• Job
Write out every entry exactly as it stands.

• Rows
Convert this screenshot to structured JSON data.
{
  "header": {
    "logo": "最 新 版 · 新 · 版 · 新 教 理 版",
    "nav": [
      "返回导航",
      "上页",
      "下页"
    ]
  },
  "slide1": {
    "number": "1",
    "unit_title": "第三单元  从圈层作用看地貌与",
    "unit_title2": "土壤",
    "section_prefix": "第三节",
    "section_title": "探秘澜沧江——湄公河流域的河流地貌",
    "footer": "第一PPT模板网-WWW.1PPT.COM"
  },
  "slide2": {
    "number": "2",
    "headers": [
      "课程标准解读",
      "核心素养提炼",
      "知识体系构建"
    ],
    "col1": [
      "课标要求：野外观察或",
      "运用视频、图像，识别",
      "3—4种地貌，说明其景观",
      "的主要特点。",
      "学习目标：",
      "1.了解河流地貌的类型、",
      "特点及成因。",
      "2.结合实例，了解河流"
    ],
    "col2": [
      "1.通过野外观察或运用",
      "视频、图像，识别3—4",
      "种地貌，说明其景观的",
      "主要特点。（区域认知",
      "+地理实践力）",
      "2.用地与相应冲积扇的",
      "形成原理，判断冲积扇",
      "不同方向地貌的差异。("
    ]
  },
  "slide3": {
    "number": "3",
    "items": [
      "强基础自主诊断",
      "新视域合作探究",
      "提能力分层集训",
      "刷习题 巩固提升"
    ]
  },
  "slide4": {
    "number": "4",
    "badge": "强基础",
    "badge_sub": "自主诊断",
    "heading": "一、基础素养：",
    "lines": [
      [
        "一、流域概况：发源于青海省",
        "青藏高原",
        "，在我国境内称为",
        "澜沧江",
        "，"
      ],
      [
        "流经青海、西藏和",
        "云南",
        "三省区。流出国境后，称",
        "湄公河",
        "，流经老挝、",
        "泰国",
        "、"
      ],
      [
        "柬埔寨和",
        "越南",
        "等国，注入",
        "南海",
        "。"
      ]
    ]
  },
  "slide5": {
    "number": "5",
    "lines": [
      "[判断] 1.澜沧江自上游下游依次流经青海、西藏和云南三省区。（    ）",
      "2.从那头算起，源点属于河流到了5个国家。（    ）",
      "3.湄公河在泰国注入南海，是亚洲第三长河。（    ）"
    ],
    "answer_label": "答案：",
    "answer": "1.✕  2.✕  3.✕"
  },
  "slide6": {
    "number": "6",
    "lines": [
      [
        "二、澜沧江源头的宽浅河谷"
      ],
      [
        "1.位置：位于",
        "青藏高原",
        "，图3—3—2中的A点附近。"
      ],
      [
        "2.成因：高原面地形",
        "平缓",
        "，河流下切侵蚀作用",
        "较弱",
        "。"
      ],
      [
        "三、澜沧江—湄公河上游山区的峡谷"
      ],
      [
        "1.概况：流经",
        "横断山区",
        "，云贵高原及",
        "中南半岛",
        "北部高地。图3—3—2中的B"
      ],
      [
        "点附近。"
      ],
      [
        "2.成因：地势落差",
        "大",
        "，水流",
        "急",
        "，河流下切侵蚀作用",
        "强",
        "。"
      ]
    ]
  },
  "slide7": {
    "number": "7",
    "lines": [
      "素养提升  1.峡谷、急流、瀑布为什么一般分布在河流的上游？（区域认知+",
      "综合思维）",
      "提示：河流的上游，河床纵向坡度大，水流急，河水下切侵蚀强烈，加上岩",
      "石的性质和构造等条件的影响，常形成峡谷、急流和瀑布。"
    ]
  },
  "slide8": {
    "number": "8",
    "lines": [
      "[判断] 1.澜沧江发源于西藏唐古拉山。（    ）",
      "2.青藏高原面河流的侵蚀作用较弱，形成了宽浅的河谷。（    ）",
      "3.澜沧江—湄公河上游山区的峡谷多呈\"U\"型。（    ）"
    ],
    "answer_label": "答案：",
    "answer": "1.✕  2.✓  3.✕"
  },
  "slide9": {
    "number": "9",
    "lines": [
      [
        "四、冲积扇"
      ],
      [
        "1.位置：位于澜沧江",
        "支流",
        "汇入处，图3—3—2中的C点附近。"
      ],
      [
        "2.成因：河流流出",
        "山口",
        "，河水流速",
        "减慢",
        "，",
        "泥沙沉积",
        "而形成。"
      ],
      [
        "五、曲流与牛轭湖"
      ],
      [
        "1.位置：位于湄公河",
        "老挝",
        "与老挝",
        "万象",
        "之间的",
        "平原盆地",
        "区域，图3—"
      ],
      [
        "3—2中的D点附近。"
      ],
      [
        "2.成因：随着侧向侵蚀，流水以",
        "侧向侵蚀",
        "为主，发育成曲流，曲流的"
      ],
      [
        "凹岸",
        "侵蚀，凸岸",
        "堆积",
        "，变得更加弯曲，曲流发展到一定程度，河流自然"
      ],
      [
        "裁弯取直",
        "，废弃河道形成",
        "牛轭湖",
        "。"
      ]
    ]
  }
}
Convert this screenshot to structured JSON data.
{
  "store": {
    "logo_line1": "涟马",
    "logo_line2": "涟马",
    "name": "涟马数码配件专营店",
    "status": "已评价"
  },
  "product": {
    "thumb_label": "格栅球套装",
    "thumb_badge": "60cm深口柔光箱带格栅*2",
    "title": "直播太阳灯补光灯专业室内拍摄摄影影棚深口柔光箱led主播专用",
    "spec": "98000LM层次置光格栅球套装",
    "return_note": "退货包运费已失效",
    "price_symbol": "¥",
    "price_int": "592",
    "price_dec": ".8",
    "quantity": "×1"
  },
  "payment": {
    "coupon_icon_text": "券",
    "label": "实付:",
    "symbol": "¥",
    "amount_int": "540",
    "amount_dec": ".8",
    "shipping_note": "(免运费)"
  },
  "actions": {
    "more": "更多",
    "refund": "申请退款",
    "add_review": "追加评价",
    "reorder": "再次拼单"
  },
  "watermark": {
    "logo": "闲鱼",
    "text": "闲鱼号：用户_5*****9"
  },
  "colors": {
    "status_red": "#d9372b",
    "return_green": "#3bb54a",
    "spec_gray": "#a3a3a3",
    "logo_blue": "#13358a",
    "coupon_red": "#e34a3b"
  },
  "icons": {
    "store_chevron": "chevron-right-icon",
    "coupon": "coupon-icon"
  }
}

• Reply
Convert this screenshot to structured JSON data.
{
  "header": {
    "logo": "最 新 版 · 新 · 版 · 新 教 理 版",
    "nav": [
      "返回导航",
      "上页",
      "下页"
    ]
  },
  "slide1": {
    "number": "1",
    "unit_title": "第三单元  从圈层作用看地貌与",
    "unit_title2": "土壤",
    "section_prefix": "第三节",
    "section_title": "探秘澜沧江——湄公河流域的河流地貌",
    "footer": "第一PPT模板网-WWW.1PPT.COM"
  },
  "slide2": {
    "number": "2",
    "headers": [
      "课程标准解读",
      "核心素养提炼",
      "知识体系构建"
    ],
    "col1": [
      "课标要求：野外观察或",
      "运用视频、图像，识别",
      "3—4种地貌，说明其景观",
      "的主要特点。",
      "学习目标：",
      "1.了解河流地貌的类型、",
      "特点及成因。",
      "2.结合实例，了解河流"
    ],
    "col2": [
      "1.通过野外观察或运用",
      "视频、图像，识别3—4",
      "种地貌，说明其景观的",
      "主要特点。（区域认知",
      "+地理实践力）",
      "2.用地与相应冲积扇的",
      "形成原理，判断冲积扇",
      "不同方向地貌的差异。("
    ]
  },
  "slide3": {
    "number": "3",
    "items": [
      "强基础自主诊断",
      "新视域合作探究",
      "提能力分层集训",
      "刷习题 巩固提升"
    ]
  },
  "slide4": {
    "number": "4",
    "badge": "强基础",
    "badge_sub": "自主诊断",
    "heading": "一、基础素养：",
    "lines": [
      [
        "一、流域概况：发源于青海省",
        "青藏高原",
        "，在我国境内称为",
        "澜沧江",
        "，"
      ],
      [
        "流经青海、西藏和",
        "云南",
        "三省区。流出国境后，称",
        "湄公河",
        "，流经老挝、",
        "泰国",
        "、"
      ],
      [
        "柬埔寨和",
        "越南",
        "等国，注入",
        "南海",
        "。"
      ]
    ]
  },
  "slide5": {
    "number": "5",
    "lines": [
      "[判断] 1.澜沧江自上游下游依次流经青海、西藏和云南三省区。（    ）",
      "2.从那头算起，源点属于河流到了5个国家。（    ）",
      "3.湄公河在泰国注入南海，是亚洲第三长河。（    ）"
    ],
    "answer_label": "答案：",
    "answer": "1.✕  2.✕  3.✕"
  },
  "slide6": {
    "number": "6",
    "lines": [
      [
        "二、澜沧江源头的宽浅河谷"
      ],
      [
        "1.位置：位于",
        "青藏高原",
        "，图3—3—2中的A点附近。"
      ],
      [
        "2.成因：高原面地形",
        "平缓",
        "，河流下切侵蚀作用",
        "较弱",
        "。"
      ],
      [
        "三、澜沧江—湄公河上游山区的峡谷"
      ],
      [
        "1.概况：流经",
        "横断山区",
        "，云贵高原及",
        "中南半岛",
        "北部高地。图3—3—2中的B"
      ],
      [
        "点附近。"
      ],
      [
        "2.成因：地势落差",
        "大",
        "，水流",
        "急",
        "，河流下切侵蚀作用",
        "强",
        "。"
      ]
    ]
  },
  "slide7": {
    "number": "7",
    "lines": [
      "素养提升  1.峡谷、急流、瀑布为什么一般分布在河流的上游？（区域认知+",
      "综合思维）",
      "提示：河流的上游，河床纵向坡度大，水流急，河水下切侵蚀强烈，加上岩",
      "石的性质和构造等条件的影响，常形成峡谷、急流和瀑布。"
    ]
  },
  "slide8": {
    "number": "8",
    "lines": [
      "[判断] 1.澜沧江发源于西藏唐古拉山。（    ）",
      "2.青藏高原面河流的侵蚀作用较弱，形成了宽浅的河谷。（    ）",
      "3.澜沧江—湄公河上游山区的峡谷多呈\"U\"型。（    ）"
    ],
    "answer_label": "答案：",
    "answer": "1.✕  2.✓  3.✕"
  },
  "slide9": {
    "number": "9",
    "lines": [
      [
        "四、冲积扇"
      ],
      [
        "1.位置：位于澜沧江",
        "支流",
        "汇入处，图3—3—2中的C点附近。"
      ],
      [
        "2.成因：河流流出",
        "山口",
        "，河水流速",
        "减慢",
        "，",
        "泥沙沉积",
        "而形成。"
      ],
      [
        "五、曲流与牛轭湖"
      ],
      [
        "1.位置：位于湄公河",
        "老挝",
        "与老挝",
        "万象",
        "之间的",
        "平原盆地",
        "区域，图3—"
      ],
      [
        "3—2中的D点附近。"
      ],
      [
        "2.成因：随着侧向侵蚀，流水以",
        "侧向侵蚀",
        "为主，发育成曲流，曲流的"
      ],
      [
        "凹岸",
        "侵蚀，凸岸",
        "堆积",
        "，变得更加弯曲，曲流发展到一定程度，河流自然"
      ],
      [
        "裁弯取直",
        "，废弃河道形成",
        "牛轭湖",
        "。"
      ]
    ]
  }
}
Convert this screenshot to structured JSON data.
{
  "store": {
    "logo_line1": "涟马",
    "logo_line2": "涟马",
    "name": "涟马数码配件专营店",
    "status": "已评价"
  },
  "product": {
    "thumb_label": "格栅球套装",
    "thumb_badge": "60cm深口柔光箱带格栅*2",
    "title": "直播太阳灯补光灯专业室内拍摄摄影影棚深口柔光箱led主播专用",
    "spec": "98000LM层次置光格栅球套装",
    "return_note": "退货包运费已失效",
    "price_symbol": "¥",
    "price_int": "592",
    "price_dec": ".8",
    "quantity": "×1"
  },
  "payment": {
    "coupon_icon_text": "券",
    "label": "实付:",
    "symbol": "¥",
    "amount_int": "540",
    "amount_dec": ".8",
    "shipping_note": "(免运费)"
  },
  "actions": {
    "more": "更多",
    "refund": "申请退款",
    "add_review": "追加评价",
    "reorder": "再次拼单"
  },
  "watermark": {
    "logo": "闲鱼",
    "text": "闲鱼号：用户_5*****9"
  },
  "colors": {
    "status_red": "#d9372b",
    "return_green": "#3bb54a",
    "spec_gray": "#a3a3a3",
    "logo_blue": "#13358a",
    "coupon_red": "#e34a3b"
  },
  "icons": {
    "store_chevron": "chevron-right-icon",
    "coupon": "coupon-icon"
  }
}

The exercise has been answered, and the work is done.